- _Provided material_:
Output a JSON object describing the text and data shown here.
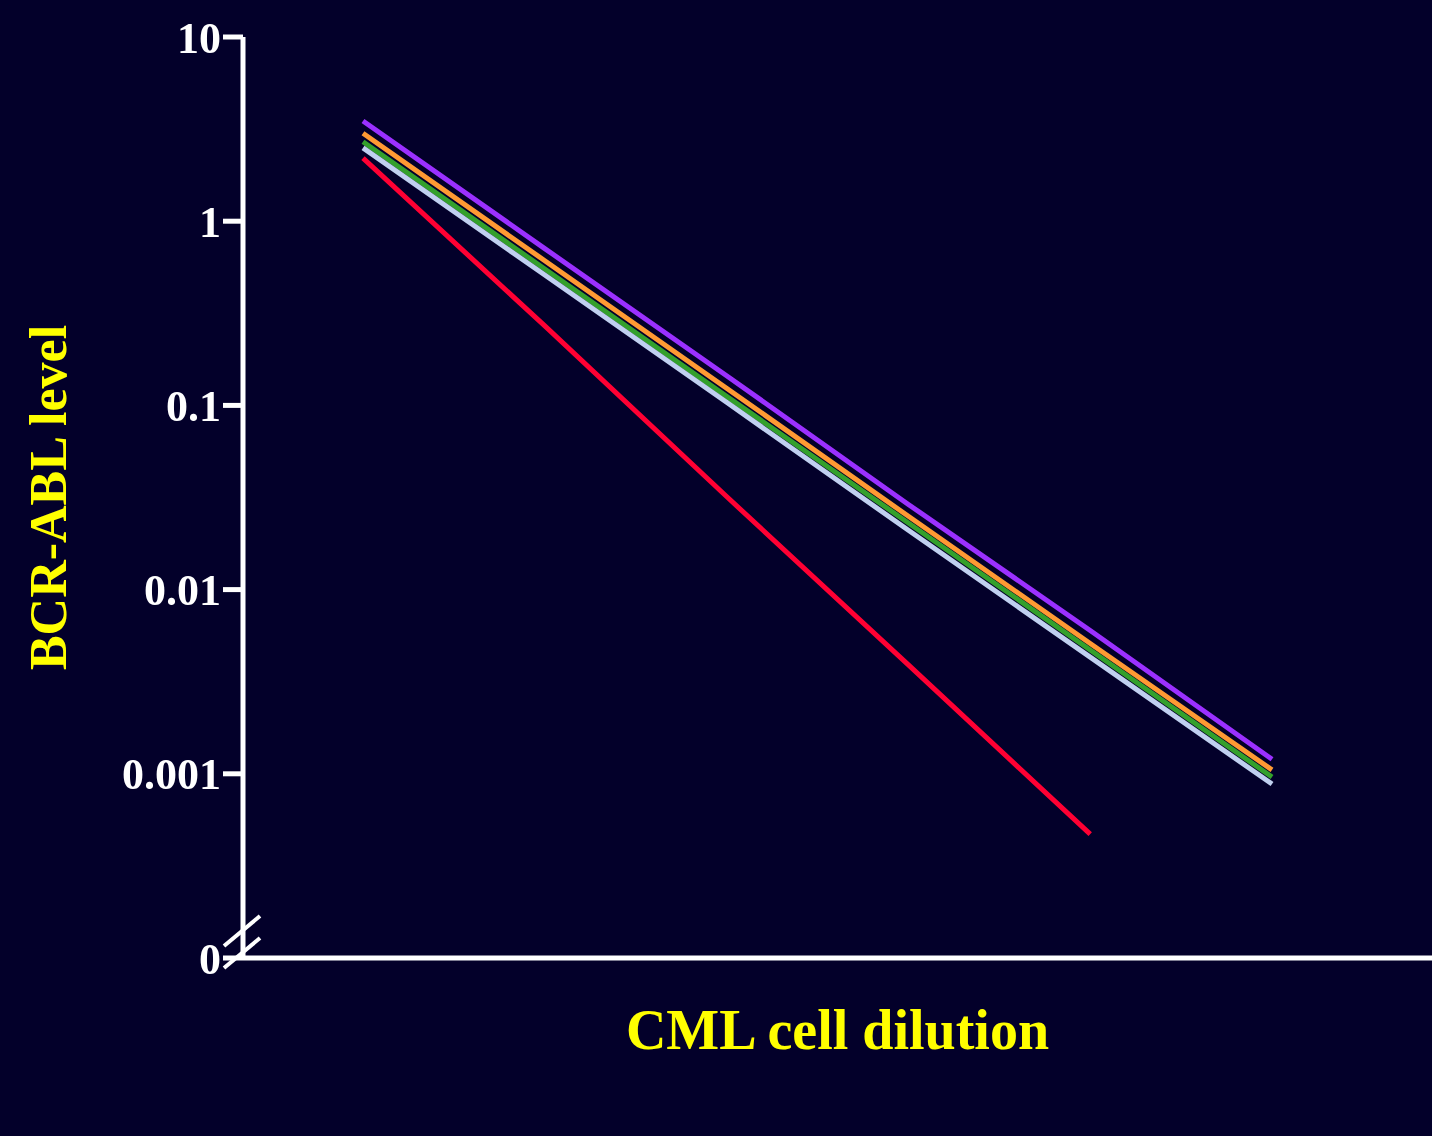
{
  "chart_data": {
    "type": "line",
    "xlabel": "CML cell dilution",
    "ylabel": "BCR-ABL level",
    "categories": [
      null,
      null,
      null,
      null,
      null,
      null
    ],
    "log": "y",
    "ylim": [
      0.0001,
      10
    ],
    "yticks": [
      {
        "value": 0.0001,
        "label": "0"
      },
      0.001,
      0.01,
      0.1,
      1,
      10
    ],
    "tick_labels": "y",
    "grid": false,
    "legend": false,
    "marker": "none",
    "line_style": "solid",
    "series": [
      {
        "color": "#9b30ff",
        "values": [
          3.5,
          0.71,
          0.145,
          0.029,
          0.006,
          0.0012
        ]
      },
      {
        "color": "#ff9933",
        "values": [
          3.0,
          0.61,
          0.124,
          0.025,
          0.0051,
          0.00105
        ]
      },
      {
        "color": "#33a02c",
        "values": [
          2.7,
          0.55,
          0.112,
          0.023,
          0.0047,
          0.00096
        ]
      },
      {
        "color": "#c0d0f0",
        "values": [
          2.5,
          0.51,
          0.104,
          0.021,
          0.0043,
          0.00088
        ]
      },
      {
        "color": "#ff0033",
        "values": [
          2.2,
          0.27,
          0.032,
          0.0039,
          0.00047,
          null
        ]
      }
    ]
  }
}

...

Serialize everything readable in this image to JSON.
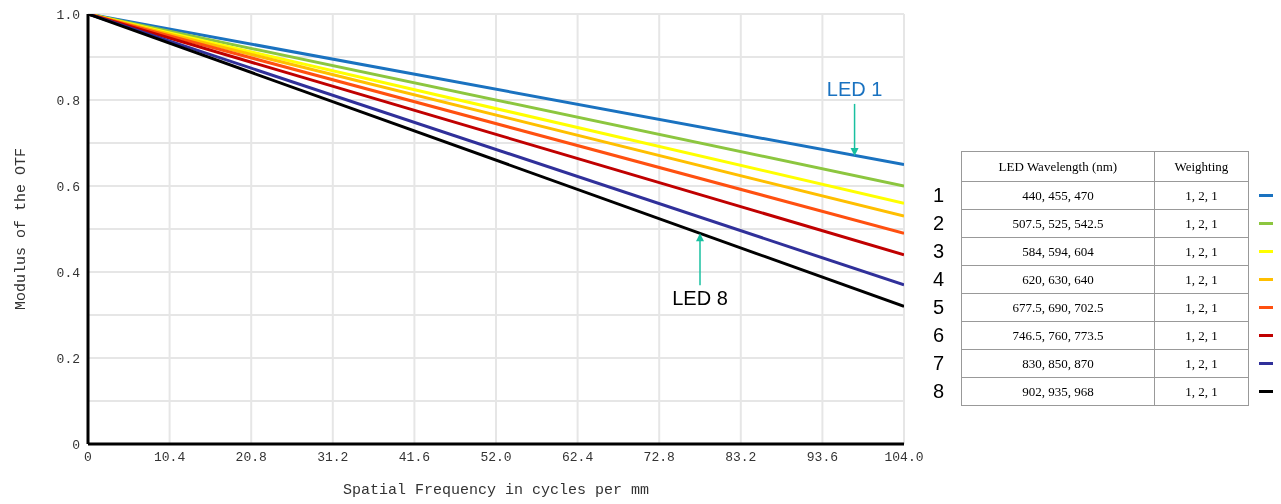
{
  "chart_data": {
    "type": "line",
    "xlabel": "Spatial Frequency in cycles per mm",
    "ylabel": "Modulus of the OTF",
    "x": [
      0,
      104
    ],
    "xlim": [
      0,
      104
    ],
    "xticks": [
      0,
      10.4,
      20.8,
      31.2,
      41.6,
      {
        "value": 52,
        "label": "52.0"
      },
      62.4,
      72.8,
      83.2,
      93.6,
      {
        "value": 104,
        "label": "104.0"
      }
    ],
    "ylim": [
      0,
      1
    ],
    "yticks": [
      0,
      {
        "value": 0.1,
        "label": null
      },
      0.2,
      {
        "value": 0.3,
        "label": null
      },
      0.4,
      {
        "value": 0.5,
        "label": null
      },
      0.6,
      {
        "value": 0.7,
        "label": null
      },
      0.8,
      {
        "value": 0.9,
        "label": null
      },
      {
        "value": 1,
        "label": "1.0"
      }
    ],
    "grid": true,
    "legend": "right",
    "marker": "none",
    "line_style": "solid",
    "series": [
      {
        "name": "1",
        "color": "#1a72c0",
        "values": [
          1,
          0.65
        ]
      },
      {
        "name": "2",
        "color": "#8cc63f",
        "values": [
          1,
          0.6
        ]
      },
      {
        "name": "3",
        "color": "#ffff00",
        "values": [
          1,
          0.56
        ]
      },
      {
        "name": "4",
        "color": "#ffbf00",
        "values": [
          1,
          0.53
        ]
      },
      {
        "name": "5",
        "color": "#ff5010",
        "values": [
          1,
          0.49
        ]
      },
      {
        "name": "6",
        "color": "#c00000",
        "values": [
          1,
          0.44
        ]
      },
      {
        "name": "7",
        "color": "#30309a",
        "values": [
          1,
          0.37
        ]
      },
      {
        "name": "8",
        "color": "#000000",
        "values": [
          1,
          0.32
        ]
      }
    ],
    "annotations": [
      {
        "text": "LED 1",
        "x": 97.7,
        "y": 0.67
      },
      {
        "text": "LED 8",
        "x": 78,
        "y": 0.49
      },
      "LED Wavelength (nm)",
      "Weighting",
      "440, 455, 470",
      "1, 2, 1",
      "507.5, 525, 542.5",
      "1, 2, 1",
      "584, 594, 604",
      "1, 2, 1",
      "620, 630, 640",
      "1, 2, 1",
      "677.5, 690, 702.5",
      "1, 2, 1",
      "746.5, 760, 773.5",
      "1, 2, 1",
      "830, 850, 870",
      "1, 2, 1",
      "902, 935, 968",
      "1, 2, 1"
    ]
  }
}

- _Short exercise_:
Report how many lines in this data include the string "ylabel", and nothing else.

- _Solved problem_:
2